Emília ficou muito tempo de prosa com a
dama grega,
aprendendo as regras da Nova Ortografia. Por ela soube que a Senhora
Ortografia Etimológica tinha residência num bairro próximo, onde todas as
palavras continuavam a trajar pelo sistema antigo.
— A Ortografia Etimológica
entrincheirou-se lá, furiosa da vida, e não admite que ninguém toque na
vestimenta das suas palavras. Essa boa velha sustenta as modas antigas.
Palavras que vieram do latim com letras dobradas, ela as conserva direitinhas.
Não admite mudanças.
— A boba! — exclamou Emília, com toda a
irreverência. — Se tudo na vida muda, por que as palavras não haveriam de
mudar? Até eu mudo. Quantas vezes não mudei esta carinha que a senhora está
vendo?
— Muda de cara, como? — indagou Dona
Ortografia, franzindo a testa.
— Sei lá. Mudo. Ou, antes, eles mudam a
minha cara.
— Quem são eles?
— Esses diabos que desenham minha
figura nos livros. Cada qual me faz de um jeito, e houve um tal que me fez tão
feia que piquei o livro em mil pedacinhos.
— Pois é uma grande injustiça —
declarou a dama. — Na minha opinião, você é uma bonequinha encantadora.
— E sabe que sou também um pocinho de
it? — acrescentou Emília, piscando.
Narizinho puxou-a por um braço. Era
demais aquele assanhamento.
OBRA INFANTO-JUVENIL DE
MONTEIRO LOBATO. Edição do Círculo do Livro. Emília no País da Gramática. As figuras de sintaxe. https://www.fortaleza.ce.gov.br.
Entendendo o conto:
01
– Qual é a origem grega e o significado do nome da dama responsável pelo bairro
da Ortografia?
━━━━━━━━━━━━━━━━━━━━
▸ DESAFIOS:
1. Reproduza, palavra por palavra, o trecho do texto sobre Emília e a Dona Ortografia que começa em "OBRA INFANTO-JUVENIL DE" e vai até "de sintaxe. https://www.fortaleza.ce.gov.br.".
2. Transcreva sem nenhuma alteração as linhas dos registros, do início até a linha que contém "cell-a: 3 bbox=[562, 594, 649, 652]", incluindo essa linha.

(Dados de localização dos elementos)
━━━━━━━━━━━━━━━━━━━━
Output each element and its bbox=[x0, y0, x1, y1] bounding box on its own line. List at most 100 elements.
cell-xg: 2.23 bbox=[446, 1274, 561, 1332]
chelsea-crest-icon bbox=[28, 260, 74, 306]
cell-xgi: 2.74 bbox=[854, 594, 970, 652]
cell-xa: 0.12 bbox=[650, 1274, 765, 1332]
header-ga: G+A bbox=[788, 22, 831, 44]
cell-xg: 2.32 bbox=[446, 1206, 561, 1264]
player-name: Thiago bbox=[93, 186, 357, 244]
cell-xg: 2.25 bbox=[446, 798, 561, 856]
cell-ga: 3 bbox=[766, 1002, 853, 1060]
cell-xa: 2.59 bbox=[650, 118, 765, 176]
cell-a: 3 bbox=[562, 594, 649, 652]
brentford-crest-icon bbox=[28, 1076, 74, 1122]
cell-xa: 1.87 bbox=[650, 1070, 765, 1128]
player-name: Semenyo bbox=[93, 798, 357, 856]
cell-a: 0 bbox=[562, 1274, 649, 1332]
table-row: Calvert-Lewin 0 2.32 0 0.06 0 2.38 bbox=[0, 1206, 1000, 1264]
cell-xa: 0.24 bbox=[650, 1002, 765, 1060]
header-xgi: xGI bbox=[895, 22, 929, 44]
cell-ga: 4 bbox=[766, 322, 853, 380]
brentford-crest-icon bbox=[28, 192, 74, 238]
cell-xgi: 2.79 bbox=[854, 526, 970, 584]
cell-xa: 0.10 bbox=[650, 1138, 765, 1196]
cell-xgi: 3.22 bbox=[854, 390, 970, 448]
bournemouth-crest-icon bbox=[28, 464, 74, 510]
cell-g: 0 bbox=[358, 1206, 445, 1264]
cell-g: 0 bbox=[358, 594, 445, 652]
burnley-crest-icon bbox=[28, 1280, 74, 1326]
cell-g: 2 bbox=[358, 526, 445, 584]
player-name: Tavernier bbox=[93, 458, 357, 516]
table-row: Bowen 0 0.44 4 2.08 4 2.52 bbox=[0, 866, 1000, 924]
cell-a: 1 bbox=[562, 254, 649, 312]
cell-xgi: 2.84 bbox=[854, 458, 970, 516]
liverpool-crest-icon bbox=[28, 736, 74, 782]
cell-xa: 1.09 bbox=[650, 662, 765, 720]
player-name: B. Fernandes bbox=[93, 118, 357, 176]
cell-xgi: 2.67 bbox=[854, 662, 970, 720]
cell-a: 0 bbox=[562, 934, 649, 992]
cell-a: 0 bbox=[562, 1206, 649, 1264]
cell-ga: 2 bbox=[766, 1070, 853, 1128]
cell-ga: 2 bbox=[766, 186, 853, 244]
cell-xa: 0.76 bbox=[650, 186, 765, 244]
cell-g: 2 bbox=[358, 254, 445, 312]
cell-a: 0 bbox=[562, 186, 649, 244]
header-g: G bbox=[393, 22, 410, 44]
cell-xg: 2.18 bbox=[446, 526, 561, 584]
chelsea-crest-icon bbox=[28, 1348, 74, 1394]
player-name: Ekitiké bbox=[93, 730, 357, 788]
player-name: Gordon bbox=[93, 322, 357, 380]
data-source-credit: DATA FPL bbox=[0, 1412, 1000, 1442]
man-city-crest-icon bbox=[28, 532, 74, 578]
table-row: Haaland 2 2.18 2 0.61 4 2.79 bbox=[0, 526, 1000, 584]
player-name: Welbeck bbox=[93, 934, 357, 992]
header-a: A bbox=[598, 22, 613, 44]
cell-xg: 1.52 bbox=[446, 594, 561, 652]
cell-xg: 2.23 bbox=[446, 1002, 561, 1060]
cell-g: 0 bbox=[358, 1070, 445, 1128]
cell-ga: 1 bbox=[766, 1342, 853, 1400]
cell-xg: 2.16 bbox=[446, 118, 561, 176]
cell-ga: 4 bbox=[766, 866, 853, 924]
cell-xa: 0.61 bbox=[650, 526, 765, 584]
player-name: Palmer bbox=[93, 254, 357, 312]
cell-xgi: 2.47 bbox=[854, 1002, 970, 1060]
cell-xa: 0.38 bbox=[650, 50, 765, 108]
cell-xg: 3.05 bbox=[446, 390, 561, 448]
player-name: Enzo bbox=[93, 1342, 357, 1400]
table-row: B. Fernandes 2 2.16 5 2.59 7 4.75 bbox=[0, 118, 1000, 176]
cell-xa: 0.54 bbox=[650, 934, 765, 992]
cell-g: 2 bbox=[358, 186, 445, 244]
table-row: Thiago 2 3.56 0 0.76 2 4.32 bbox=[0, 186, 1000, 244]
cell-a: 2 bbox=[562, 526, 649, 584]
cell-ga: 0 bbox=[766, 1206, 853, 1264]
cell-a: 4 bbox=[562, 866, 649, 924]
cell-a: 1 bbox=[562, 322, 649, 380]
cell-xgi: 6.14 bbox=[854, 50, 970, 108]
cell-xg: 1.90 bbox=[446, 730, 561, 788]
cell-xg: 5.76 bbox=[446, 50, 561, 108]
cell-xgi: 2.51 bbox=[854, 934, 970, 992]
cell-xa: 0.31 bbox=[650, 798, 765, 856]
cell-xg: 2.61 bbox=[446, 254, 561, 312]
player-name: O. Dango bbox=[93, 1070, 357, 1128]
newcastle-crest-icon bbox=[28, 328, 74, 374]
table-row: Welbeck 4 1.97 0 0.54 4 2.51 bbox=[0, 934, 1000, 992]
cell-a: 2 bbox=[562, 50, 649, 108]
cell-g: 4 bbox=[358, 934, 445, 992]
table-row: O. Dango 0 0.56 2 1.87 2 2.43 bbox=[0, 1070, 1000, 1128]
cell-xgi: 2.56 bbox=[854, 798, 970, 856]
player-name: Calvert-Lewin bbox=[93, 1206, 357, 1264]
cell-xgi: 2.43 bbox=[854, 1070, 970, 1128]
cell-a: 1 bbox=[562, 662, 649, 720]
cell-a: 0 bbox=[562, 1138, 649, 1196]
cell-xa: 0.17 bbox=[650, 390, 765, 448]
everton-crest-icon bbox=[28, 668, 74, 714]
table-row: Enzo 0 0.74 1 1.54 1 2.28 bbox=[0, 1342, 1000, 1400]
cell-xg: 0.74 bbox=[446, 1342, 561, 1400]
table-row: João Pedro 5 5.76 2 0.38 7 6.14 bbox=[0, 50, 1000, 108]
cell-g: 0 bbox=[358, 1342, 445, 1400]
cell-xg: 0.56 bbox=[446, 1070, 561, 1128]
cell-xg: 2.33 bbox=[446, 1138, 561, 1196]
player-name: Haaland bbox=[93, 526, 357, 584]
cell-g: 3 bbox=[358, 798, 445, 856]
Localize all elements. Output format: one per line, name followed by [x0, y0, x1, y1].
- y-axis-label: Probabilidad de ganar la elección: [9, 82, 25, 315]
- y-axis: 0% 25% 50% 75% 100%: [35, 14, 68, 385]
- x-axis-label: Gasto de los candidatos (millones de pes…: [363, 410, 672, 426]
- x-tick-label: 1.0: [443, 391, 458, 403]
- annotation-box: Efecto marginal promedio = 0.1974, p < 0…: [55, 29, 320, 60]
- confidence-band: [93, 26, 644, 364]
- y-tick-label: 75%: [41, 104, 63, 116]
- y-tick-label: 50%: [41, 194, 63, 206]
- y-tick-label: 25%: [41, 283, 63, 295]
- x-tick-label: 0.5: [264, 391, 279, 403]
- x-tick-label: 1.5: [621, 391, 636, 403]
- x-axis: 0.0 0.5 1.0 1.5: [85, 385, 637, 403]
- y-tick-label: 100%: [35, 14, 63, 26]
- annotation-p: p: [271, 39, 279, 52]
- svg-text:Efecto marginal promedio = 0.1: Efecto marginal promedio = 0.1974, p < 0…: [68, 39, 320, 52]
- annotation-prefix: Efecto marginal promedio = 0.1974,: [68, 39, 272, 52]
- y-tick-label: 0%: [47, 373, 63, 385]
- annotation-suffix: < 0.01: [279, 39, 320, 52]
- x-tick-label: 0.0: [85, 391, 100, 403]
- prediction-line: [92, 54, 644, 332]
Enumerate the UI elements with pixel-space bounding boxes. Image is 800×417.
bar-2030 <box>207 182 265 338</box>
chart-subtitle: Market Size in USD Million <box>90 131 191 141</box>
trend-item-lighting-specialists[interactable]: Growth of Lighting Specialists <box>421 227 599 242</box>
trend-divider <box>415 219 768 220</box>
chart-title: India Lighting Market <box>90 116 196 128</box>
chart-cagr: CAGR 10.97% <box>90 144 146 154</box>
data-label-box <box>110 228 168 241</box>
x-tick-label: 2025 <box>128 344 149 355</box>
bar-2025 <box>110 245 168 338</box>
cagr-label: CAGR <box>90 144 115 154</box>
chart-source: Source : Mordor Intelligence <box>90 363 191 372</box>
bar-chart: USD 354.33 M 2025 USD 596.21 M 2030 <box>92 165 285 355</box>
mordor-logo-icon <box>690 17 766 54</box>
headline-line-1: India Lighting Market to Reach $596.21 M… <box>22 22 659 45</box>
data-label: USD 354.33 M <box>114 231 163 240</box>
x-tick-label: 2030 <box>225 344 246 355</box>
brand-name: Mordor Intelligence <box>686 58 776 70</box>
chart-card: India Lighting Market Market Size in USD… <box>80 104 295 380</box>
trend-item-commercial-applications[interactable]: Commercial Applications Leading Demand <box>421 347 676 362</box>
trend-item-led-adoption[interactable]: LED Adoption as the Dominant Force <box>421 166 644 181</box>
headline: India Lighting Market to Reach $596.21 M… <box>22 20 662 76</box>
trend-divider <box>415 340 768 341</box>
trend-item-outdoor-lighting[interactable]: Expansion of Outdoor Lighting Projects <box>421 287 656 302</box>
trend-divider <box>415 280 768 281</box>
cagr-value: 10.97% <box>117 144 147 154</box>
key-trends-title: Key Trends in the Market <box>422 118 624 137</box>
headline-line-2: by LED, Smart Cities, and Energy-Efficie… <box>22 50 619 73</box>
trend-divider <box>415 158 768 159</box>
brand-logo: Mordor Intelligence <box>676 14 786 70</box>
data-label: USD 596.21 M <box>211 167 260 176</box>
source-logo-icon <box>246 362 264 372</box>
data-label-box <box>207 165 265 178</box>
━━━━━━━━━━━━━━━━━━━━
▸ RESPOSTAS DOS EXERCÍCIOS:
1.
OBRA INFANTO-JUVENIL DE
MONTEIRO LOBATO. Edição do Círculo do Livro. Emília no País da Gramática. As figuras de sintaxe. https://www.fortaleza.ce.gov.br.

2.
Output each element and its bbox=[x0, y0, x1, y1] bounding box on its own line. List at most 100 elements.
cell-xg: 2.23 bbox=[446, 1274, 561, 1332]
chelsea-crest-icon bbox=[28, 260, 74, 306]
cell-xgi: 2.74 bbox=[854, 594, 970, 652]
cell-xa: 0.12 bbox=[650, 1274, 765, 1332]
header-ga: G+A bbox=[788, 22, 831, 44]
cell-xg: 2.32 bbox=[446, 1206, 561, 1264]
player-name: Thiago bbox=[93, 186, 357, 244]
cell-xg: 2.25 bbox=[446, 798, 561, 856]
cell-ga: 3 bbox=[766, 1002, 853, 1060]
cell-xa: 2.59 bbox=[650, 118, 765, 176]
cell-a: 3 bbox=[562, 594, 649, 652]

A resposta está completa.